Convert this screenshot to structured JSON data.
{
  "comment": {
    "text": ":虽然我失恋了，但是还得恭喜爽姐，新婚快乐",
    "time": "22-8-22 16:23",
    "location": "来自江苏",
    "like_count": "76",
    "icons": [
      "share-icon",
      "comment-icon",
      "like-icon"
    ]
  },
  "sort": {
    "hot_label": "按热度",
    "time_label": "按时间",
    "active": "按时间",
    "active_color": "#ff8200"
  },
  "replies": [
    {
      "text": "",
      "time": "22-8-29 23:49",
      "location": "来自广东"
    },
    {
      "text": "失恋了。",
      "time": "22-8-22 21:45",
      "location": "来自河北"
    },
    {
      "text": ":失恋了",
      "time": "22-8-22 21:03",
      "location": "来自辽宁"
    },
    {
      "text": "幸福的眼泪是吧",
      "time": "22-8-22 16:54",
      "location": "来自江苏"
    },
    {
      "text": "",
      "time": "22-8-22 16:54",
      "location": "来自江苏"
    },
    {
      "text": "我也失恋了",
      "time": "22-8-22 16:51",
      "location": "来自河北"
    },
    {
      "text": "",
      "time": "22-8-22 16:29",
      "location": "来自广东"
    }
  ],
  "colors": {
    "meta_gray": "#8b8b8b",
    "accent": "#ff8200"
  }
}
________________________________________
• [Work to do]
Repeat the listing exactly, from its first line to its last.

• [The result]
Convert this screenshot to structured JSON data.
{
  "comment": {
    "text": ":虽然我失恋了，但是还得恭喜爽姐，新婚快乐",
    "time": "22-8-22 16:23",
    "location": "来自江苏",
    "like_count": "76",
    "icons": [
      "share-icon",
      "comment-icon",
      "like-icon"
    ]
  },
  "sort": {
    "hot_label": "按热度",
    "time_label": "按时间",
    "active": "按时间",
    "active_color": "#ff8200"
  },
  "replies": [
    {
      "text": "",
      "time": "22-8-29 23:49",
      "location": "来自广东"
    },
    {
      "text": "失恋了。",
      "time": "22-8-22 21:45",
      "location": "来自河北"
    },
    {
      "text": ":失恋了",
      "time": "22-8-22 21:03",
      "location": "来自辽宁"
    },
    {
      "text": "幸福的眼泪是吧",
      "time": "22-8-22 16:54",
      "location": "来自江苏"
    },
    {
      "text": "",
      "time": "22-8-22 16:54",
      "location": "来自江苏"
    },
    {
      "text": "我也失恋了",
      "time": "22-8-22 16:51",
      "location": "来自河北"
    },
    {
      "text": "",
      "time": "22-8-22 16:29",
      "location": "来自广东"
    }
  ],
  "colors": {
    "meta_gray": "#8b8b8b",
    "accent": "#ff8200"
  }
}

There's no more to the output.